» Job:
Swap "location" for "position" and rewrite the items starting at the beginning and ending at the line that contains "734, 405, 743]", keeping everything else the same. Omit the pictures from your answer.

» Record set:
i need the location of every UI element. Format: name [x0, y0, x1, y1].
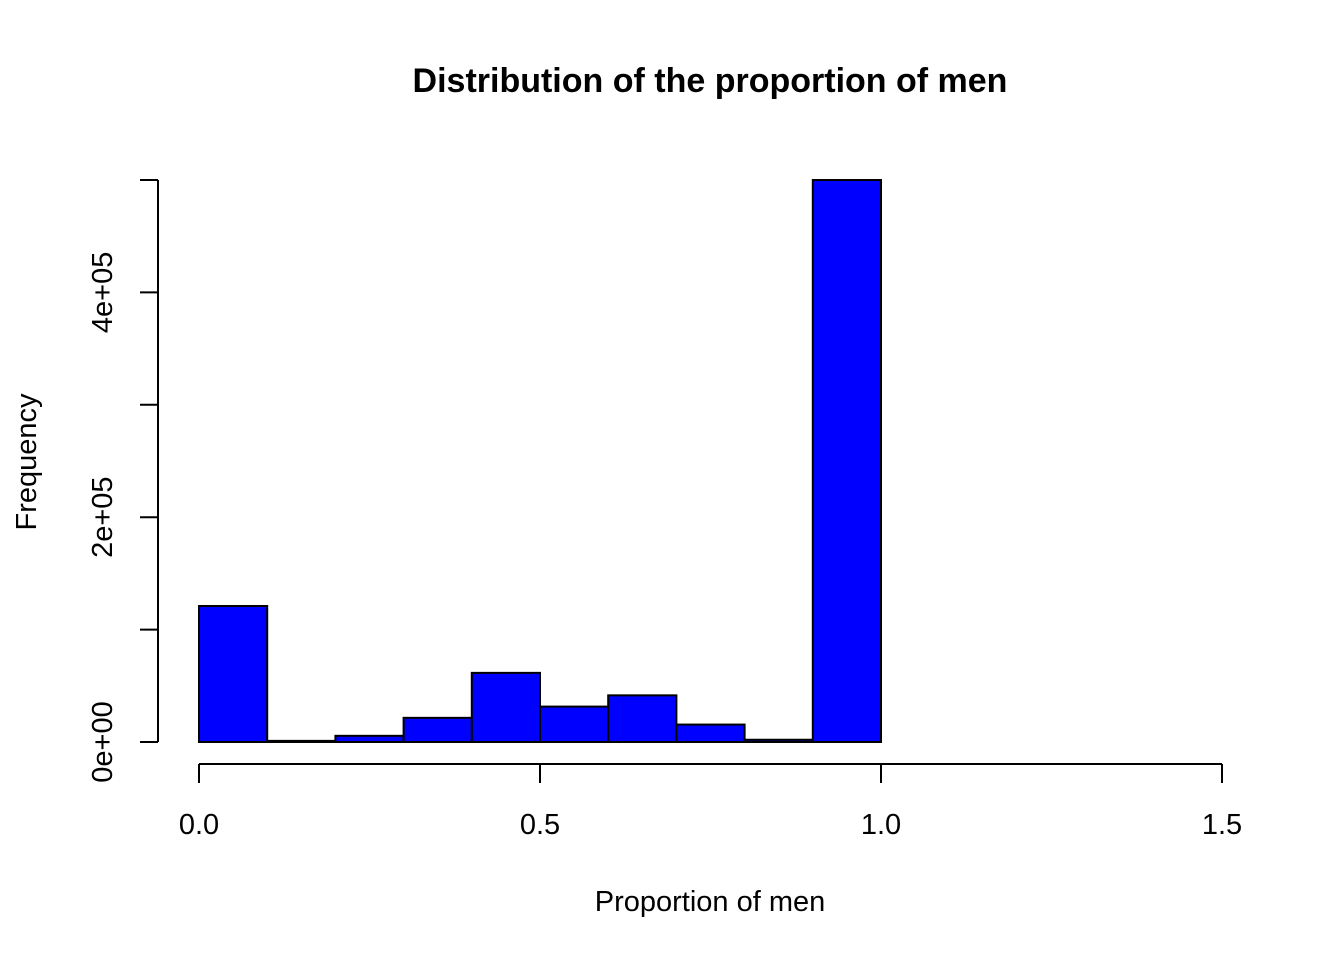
y-axis: 0e+00 2e+05 4e+05	[87, 179, 159, 783]
x-tick-label: 0.0	[179, 809, 219, 841]
bars-group	[198, 179, 882, 744]
histogram-bar	[675, 723, 746, 744]
histogram-bar	[402, 716, 473, 743]
histogram-bar	[607, 694, 678, 744]
histogram-bar	[266, 739, 337, 743]
x-tick-label: 1.0	[861, 809, 901, 841]
histogram-bar	[198, 604, 269, 743]
x-axis-label: Proportion of men	[595, 886, 826, 918]
y-axis-label: Frequency	[11, 393, 43, 531]
histogram-bar	[811, 179, 882, 743]
x-tick-label: 0.5	[520, 809, 560, 841]
histogram-bar	[334, 734, 405, 743]
y-tick-label: 2e+05	[87, 476, 119, 557]
x-axis: 0.0 0.5 1.0 1.5	[179, 763, 1242, 841]
x-tick-label: 1.5	[1202, 809, 1242, 841]
histogram-bar	[539, 705, 610, 743]
chart-title: Distribution of the proportion of men	[413, 62, 1008, 100]
histogram-bar	[743, 738, 814, 744]
y-tick-label: 4e+05	[87, 252, 119, 333]
y-tick-label: 0e+00	[87, 701, 119, 782]
histogram-bar	[470, 671, 541, 744]
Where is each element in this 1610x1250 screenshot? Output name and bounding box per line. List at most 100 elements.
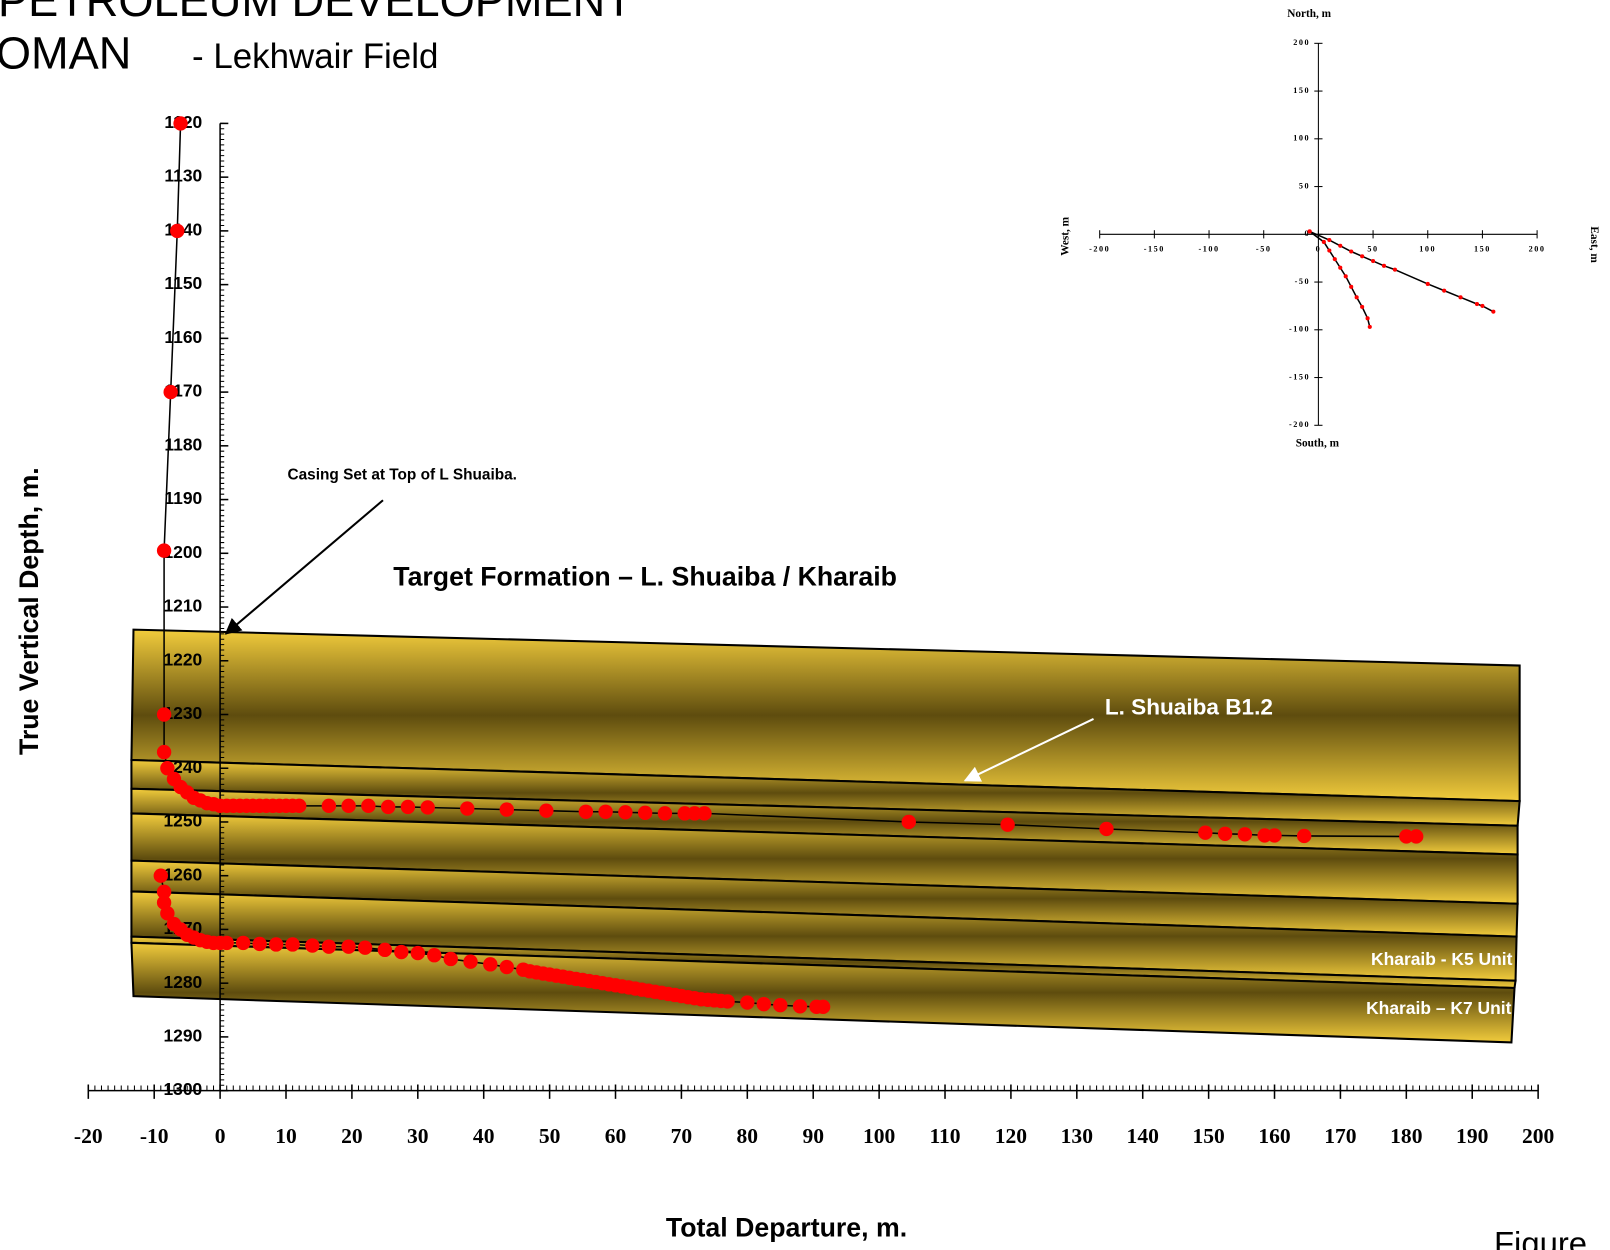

» Full response:
i need the position of every UI element. Format: name [x0, y0, x1, y1].
y-axis: 0e+00 2e+05 4e+05	[87, 179, 159, 783]
x-tick-label: 0.0	[179, 809, 219, 841]
bars-group	[198, 179, 882, 744]
histogram-bar	[675, 723, 746, 744]
histogram-bar	[402, 716, 473, 743]
histogram-bar	[607, 694, 678, 744]
histogram-bar	[266, 739, 337, 743]
x-tick-label: 1.0	[861, 809, 901, 841]
histogram-bar	[198, 604, 269, 743]
x-axis-label: Proportion of men	[595, 886, 826, 918]
y-axis-label: Frequency	[11, 393, 43, 531]
histogram-bar	[811, 179, 882, 743]
x-tick-label: 0.5	[520, 809, 560, 841]
histogram-bar	[334, 734, 405, 743]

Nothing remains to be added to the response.